(Stored entries)
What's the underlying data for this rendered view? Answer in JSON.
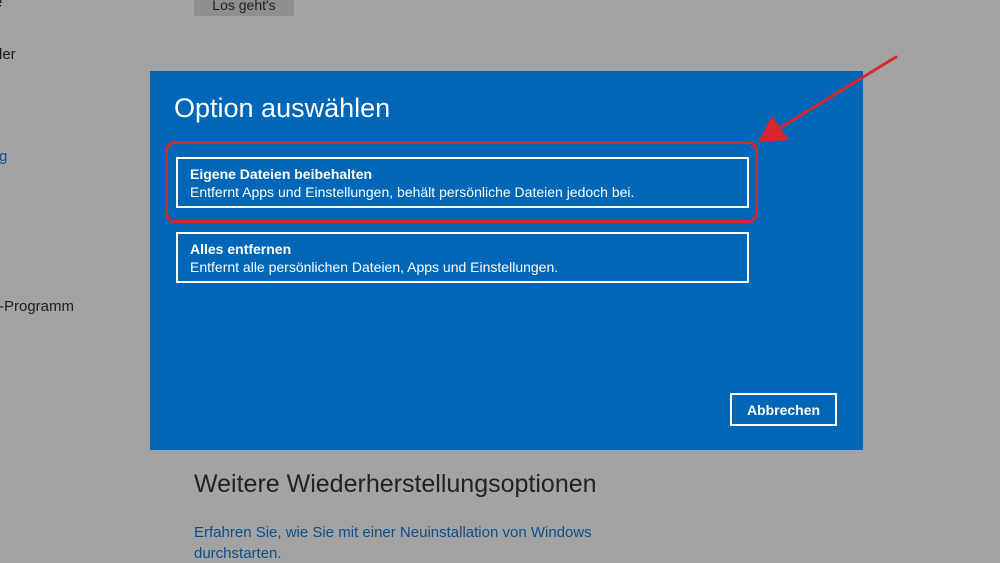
{
  "background": {
    "top_button_label": "Los geht's",
    "sidebar_fragments": [
      "e",
      "ler",
      "g",
      "-Programm"
    ],
    "section_heading": "Weitere Wiederherstellungsoptionen",
    "link_text": "Erfahren Sie, wie Sie mit einer Neuinstallation von Windows durchstarten."
  },
  "dialog": {
    "title": "Option auswählen",
    "options": [
      {
        "title": "Eigene Dateien beibehalten",
        "description": "Entfernt Apps und Einstellungen, behält persönliche Dateien jedoch bei."
      },
      {
        "title": "Alles entfernen",
        "description": "Entfernt alle persönlichen Dateien, Apps und Einstellungen."
      }
    ],
    "cancel_label": "Abbrechen"
  },
  "colors": {
    "dialog_background": "#0067b8",
    "annotation": "#d9262e",
    "dimmed_background": "#a3a3a3"
  }
}
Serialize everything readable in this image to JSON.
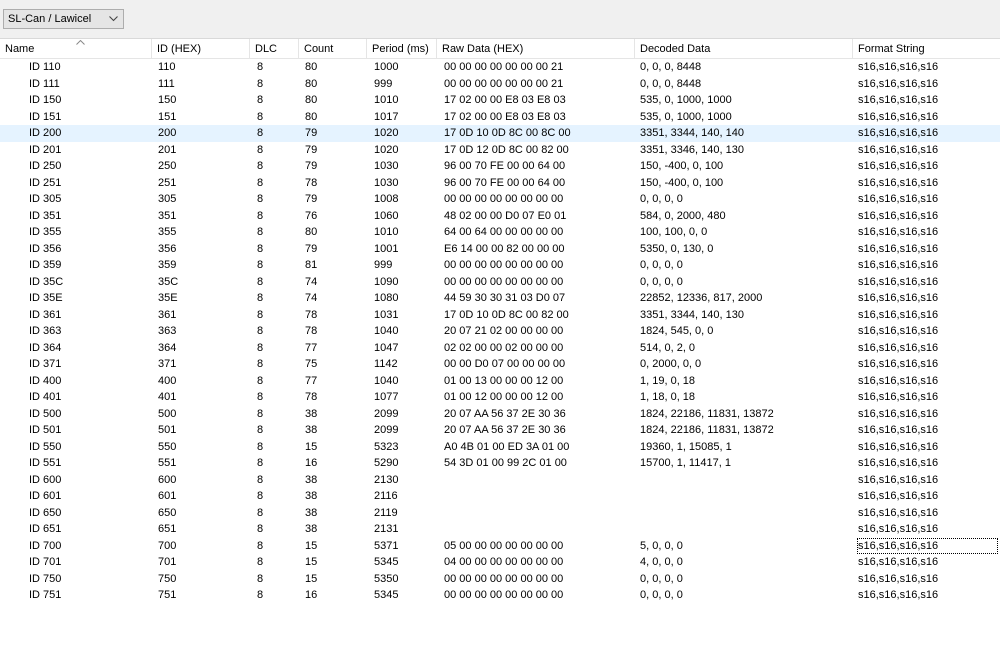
{
  "toolbar": {
    "adapter": "SL-Can / Lawicel"
  },
  "columns": {
    "name": "Name",
    "id": "ID (HEX)",
    "dlc": "DLC",
    "count": "Count",
    "period": "Period (ms)",
    "raw": "Raw Data (HEX)",
    "decoded": "Decoded Data",
    "format": "Format String"
  },
  "rows": [
    {
      "name": "ID 110",
      "id": "110",
      "dlc": "8",
      "count": "80",
      "period": "1000",
      "raw": "00 00 00 00 00 00 00 21",
      "decoded": "0, 0, 0, 8448",
      "format": "s16,s16,s16,s16"
    },
    {
      "name": "ID 111",
      "id": "111",
      "dlc": "8",
      "count": "80",
      "period": "999",
      "raw": "00 00 00 00 00 00 00 21",
      "decoded": "0, 0, 0, 8448",
      "format": "s16,s16,s16,s16"
    },
    {
      "name": "ID 150",
      "id": "150",
      "dlc": "8",
      "count": "80",
      "period": "1010",
      "raw": "17 02 00 00 E8 03 E8 03",
      "decoded": "535, 0, 1000, 1000",
      "format": "s16,s16,s16,s16"
    },
    {
      "name": "ID 151",
      "id": "151",
      "dlc": "8",
      "count": "80",
      "period": "1017",
      "raw": "17 02 00 00 E8 03 E8 03",
      "decoded": "535, 0, 1000, 1000",
      "format": "s16,s16,s16,s16"
    },
    {
      "name": "ID 200",
      "id": "200",
      "dlc": "8",
      "count": "79",
      "period": "1020",
      "raw": "17 0D 10 0D 8C 00 8C 00",
      "decoded": "3351, 3344, 140, 140",
      "format": "s16,s16,s16,s16"
    },
    {
      "name": "ID 201",
      "id": "201",
      "dlc": "8",
      "count": "79",
      "period": "1020",
      "raw": "17 0D 12 0D 8C 00 82 00",
      "decoded": "3351, 3346, 140, 130",
      "format": "s16,s16,s16,s16"
    },
    {
      "name": "ID 250",
      "id": "250",
      "dlc": "8",
      "count": "79",
      "period": "1030",
      "raw": "96 00 70 FE 00 00 64 00",
      "decoded": "150, -400, 0, 100",
      "format": "s16,s16,s16,s16"
    },
    {
      "name": "ID 251",
      "id": "251",
      "dlc": "8",
      "count": "78",
      "period": "1030",
      "raw": "96 00 70 FE 00 00 64 00",
      "decoded": "150, -400, 0, 100",
      "format": "s16,s16,s16,s16"
    },
    {
      "name": "ID 305",
      "id": "305",
      "dlc": "8",
      "count": "79",
      "period": "1008",
      "raw": "00 00 00 00 00 00 00 00",
      "decoded": "0, 0, 0, 0",
      "format": "s16,s16,s16,s16"
    },
    {
      "name": "ID 351",
      "id": "351",
      "dlc": "8",
      "count": "76",
      "period": "1060",
      "raw": "48 02 00 00 D0 07 E0 01",
      "decoded": "584, 0, 2000, 480",
      "format": "s16,s16,s16,s16"
    },
    {
      "name": "ID 355",
      "id": "355",
      "dlc": "8",
      "count": "80",
      "period": "1010",
      "raw": "64 00 64 00 00 00 00 00",
      "decoded": "100, 100, 0, 0",
      "format": "s16,s16,s16,s16"
    },
    {
      "name": "ID 356",
      "id": "356",
      "dlc": "8",
      "count": "79",
      "period": "1001",
      "raw": "E6 14 00 00 82 00 00 00",
      "decoded": "5350, 0, 130, 0",
      "format": "s16,s16,s16,s16"
    },
    {
      "name": "ID 359",
      "id": "359",
      "dlc": "8",
      "count": "81",
      "period": "999",
      "raw": "00 00 00 00 00 00 00 00",
      "decoded": "0, 0, 0, 0",
      "format": "s16,s16,s16,s16"
    },
    {
      "name": "ID 35C",
      "id": "35C",
      "dlc": "8",
      "count": "74",
      "period": "1090",
      "raw": "00 00 00 00 00 00 00 00",
      "decoded": "0, 0, 0, 0",
      "format": "s16,s16,s16,s16"
    },
    {
      "name": "ID 35E",
      "id": "35E",
      "dlc": "8",
      "count": "74",
      "period": "1080",
      "raw": "44 59 30 30 31 03 D0 07",
      "decoded": "22852, 12336, 817, 2000",
      "format": "s16,s16,s16,s16"
    },
    {
      "name": "ID 361",
      "id": "361",
      "dlc": "8",
      "count": "78",
      "period": "1031",
      "raw": "17 0D 10 0D 8C 00 82 00",
      "decoded": "3351, 3344, 140, 130",
      "format": "s16,s16,s16,s16"
    },
    {
      "name": "ID 363",
      "id": "363",
      "dlc": "8",
      "count": "78",
      "period": "1040",
      "raw": "20 07 21 02 00 00 00 00",
      "decoded": "1824, 545, 0, 0",
      "format": "s16,s16,s16,s16"
    },
    {
      "name": "ID 364",
      "id": "364",
      "dlc": "8",
      "count": "77",
      "period": "1047",
      "raw": "02 02 00 00 02 00 00 00",
      "decoded": "514, 0, 2, 0",
      "format": "s16,s16,s16,s16"
    },
    {
      "name": "ID 371",
      "id": "371",
      "dlc": "8",
      "count": "75",
      "period": "1142",
      "raw": "00 00 D0 07 00 00 00 00",
      "decoded": "0, 2000, 0, 0",
      "format": "s16,s16,s16,s16"
    },
    {
      "name": "ID 400",
      "id": "400",
      "dlc": "8",
      "count": "77",
      "period": "1040",
      "raw": "01 00 13 00 00 00 12 00",
      "decoded": "1, 19, 0, 18",
      "format": "s16,s16,s16,s16"
    },
    {
      "name": "ID 401",
      "id": "401",
      "dlc": "8",
      "count": "78",
      "period": "1077",
      "raw": "01 00 12 00 00 00 12 00",
      "decoded": "1, 18, 0, 18",
      "format": "s16,s16,s16,s16"
    },
    {
      "name": "ID 500",
      "id": "500",
      "dlc": "8",
      "count": "38",
      "period": "2099",
      "raw": "20 07 AA 56 37 2E 30 36",
      "decoded": "1824, 22186, 11831, 13872",
      "format": "s16,s16,s16,s16"
    },
    {
      "name": "ID 501",
      "id": "501",
      "dlc": "8",
      "count": "38",
      "period": "2099",
      "raw": "20 07 AA 56 37 2E 30 36",
      "decoded": "1824, 22186, 11831, 13872",
      "format": "s16,s16,s16,s16"
    },
    {
      "name": "ID 550",
      "id": "550",
      "dlc": "8",
      "count": "15",
      "period": "5323",
      "raw": "A0 4B 01 00 ED 3A 01 00",
      "decoded": "19360, 1, 15085, 1",
      "format": "s16,s16,s16,s16"
    },
    {
      "name": "ID 551",
      "id": "551",
      "dlc": "8",
      "count": "16",
      "period": "5290",
      "raw": "54 3D 01 00 99 2C 01 00",
      "decoded": "15700, 1, 11417, 1",
      "format": "s16,s16,s16,s16"
    },
    {
      "name": "ID 600",
      "id": "600",
      "dlc": "8",
      "count": "38",
      "period": "2130",
      "raw": "",
      "decoded": "",
      "format": "s16,s16,s16,s16"
    },
    {
      "name": "ID 601",
      "id": "601",
      "dlc": "8",
      "count": "38",
      "period": "2116",
      "raw": "",
      "decoded": "",
      "format": "s16,s16,s16,s16"
    },
    {
      "name": "ID 650",
      "id": "650",
      "dlc": "8",
      "count": "38",
      "period": "2119",
      "raw": "",
      "decoded": "",
      "format": "s16,s16,s16,s16"
    },
    {
      "name": "ID 651",
      "id": "651",
      "dlc": "8",
      "count": "38",
      "period": "2131",
      "raw": "",
      "decoded": "",
      "format": "s16,s16,s16,s16"
    },
    {
      "name": "ID 700",
      "id": "700",
      "dlc": "8",
      "count": "15",
      "period": "5371",
      "raw": "05 00 00 00 00 00 00 00",
      "decoded": "5, 0, 0, 0",
      "format": "s16,s16,s16,s16"
    },
    {
      "name": "ID 701",
      "id": "701",
      "dlc": "8",
      "count": "15",
      "period": "5345",
      "raw": "04 00 00 00 00 00 00 00",
      "decoded": "4, 0, 0, 0",
      "format": "s16,s16,s16,s16"
    },
    {
      "name": "ID 750",
      "id": "750",
      "dlc": "8",
      "count": "15",
      "period": "5350",
      "raw": "00 00 00 00 00 00 00 00",
      "decoded": "0, 0, 0, 0",
      "format": "s16,s16,s16,s16"
    },
    {
      "name": "ID 751",
      "id": "751",
      "dlc": "8",
      "count": "16",
      "period": "5345",
      "raw": "00 00 00 00 00 00 00 00",
      "decoded": "0, 0, 0, 0",
      "format": "s16,s16,s16,s16"
    }
  ],
  "selected_row_index": 4,
  "focused_row_index": 29,
  "colors": {
    "selected_row": "#e5f3ff",
    "grid_line": "#e5e5e5"
  },
  "icons": {
    "sort": "chevron-up-icon",
    "dropdown": "chevron-down-icon"
  }
}
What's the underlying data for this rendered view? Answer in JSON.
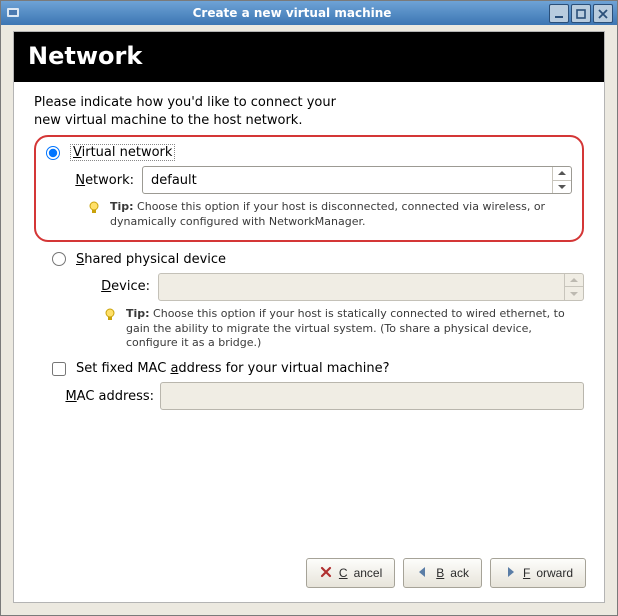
{
  "window": {
    "title": "Create a new virtual machine"
  },
  "banner": {
    "heading": "Network"
  },
  "intro": {
    "line1": "Please indicate how you'd like to connect your",
    "line2": "new virtual machine to the host network."
  },
  "option_virtual": {
    "label": "Virtual network",
    "network_label": "Network:",
    "network_value": "default",
    "tip_bold": "Tip:",
    "tip_text": " Choose this option if your host is disconnected, connected via wireless, or dynamically configured with NetworkManager."
  },
  "option_shared": {
    "label_pre": "S",
    "label_text": "hared physical device",
    "device_label_pre": "D",
    "device_label_text": "evice:",
    "device_value": "",
    "tip_bold": "Tip:",
    "tip_text": " Choose this option if your host is statically connected to wired ethernet, to gain the ability to migrate the virtual system. (To share a physical device, configure it as a bridge.)"
  },
  "mac": {
    "check_label_pre": "Set fixed MAC ",
    "check_label_u": "a",
    "check_label_post": "ddress for your virtual machine?",
    "field_label_pre": "M",
    "field_label_text": "AC address:",
    "value": ""
  },
  "buttons": {
    "cancel": "Cancel",
    "back": "Back",
    "forward": "Forward"
  },
  "u": {
    "V": "V",
    "N": "N"
  }
}
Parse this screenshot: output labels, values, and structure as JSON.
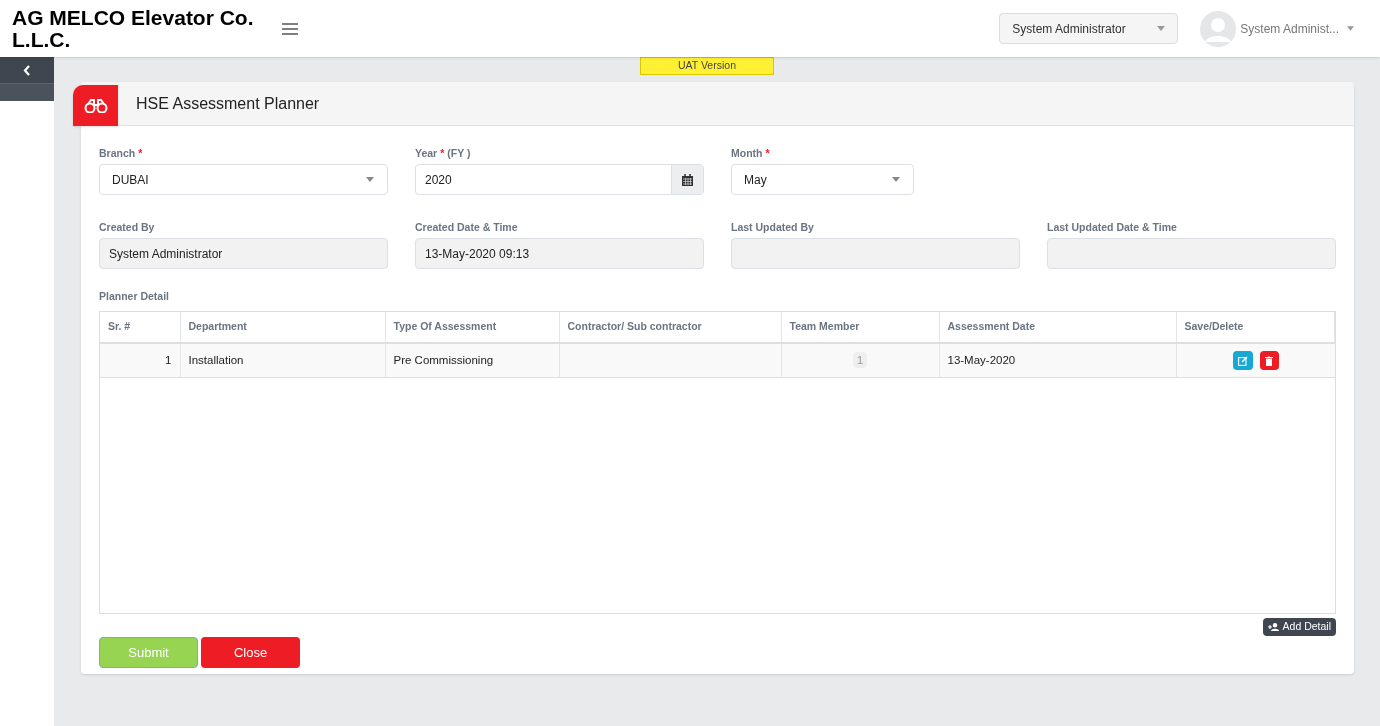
{
  "header": {
    "company": "AG MELCO Elevator Co. L.L.C.",
    "role_select": "System Administrator",
    "user": "System Administ..."
  },
  "version_badge": "UAT Version",
  "page_title": "HSE Assessment Planner",
  "sidebar": {
    "collapsed": true
  },
  "field_rows": [
    [
      {
        "label": "Branch",
        "required_mark": "*",
        "kind": "select",
        "value": "DUBAI",
        "readonly": false
      },
      {
        "label": "Year",
        "required_mark": "*",
        "suffix": "(FY )",
        "kind": "date",
        "value": "2020",
        "readonly": false
      },
      {
        "label": "Month",
        "required_mark": "*",
        "kind": "select",
        "value": "May",
        "readonly": false
      }
    ],
    [
      {
        "label": "Created By",
        "kind": "text",
        "value": "System Administrator",
        "readonly": true
      },
      {
        "label": "Created Date & Time",
        "kind": "text",
        "value": "13-May-2020 09:13",
        "readonly": true
      },
      {
        "label": "Last Updated By",
        "kind": "text",
        "readonly": true
      },
      {
        "label": "Last Updated Date & Time",
        "kind": "text",
        "readonly": true
      }
    ]
  ],
  "planner_detail": {
    "title": "Planner Detail",
    "columns": [
      "Sr. #",
      "Department",
      "Type Of Assessment",
      "Contractor/ Sub contractor",
      "Team Member",
      "Assessment Date",
      "Save/Delete"
    ],
    "rows": [
      {
        "sr": "1",
        "department": "Installation",
        "type": "Pre Commissioning",
        "team_member": "1",
        "date": "13-May-2020"
      }
    ],
    "add_button": "Add Detail"
  },
  "buttons": [
    {
      "label": "Submit",
      "kind": "submit"
    },
    {
      "label": "Close",
      "kind": "close"
    }
  ]
}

## Required task
List all lines from the entries that include the word "Updated".

## Right answer
        "label": "Last Updated By",
        "label": "Last Updated Date & Time",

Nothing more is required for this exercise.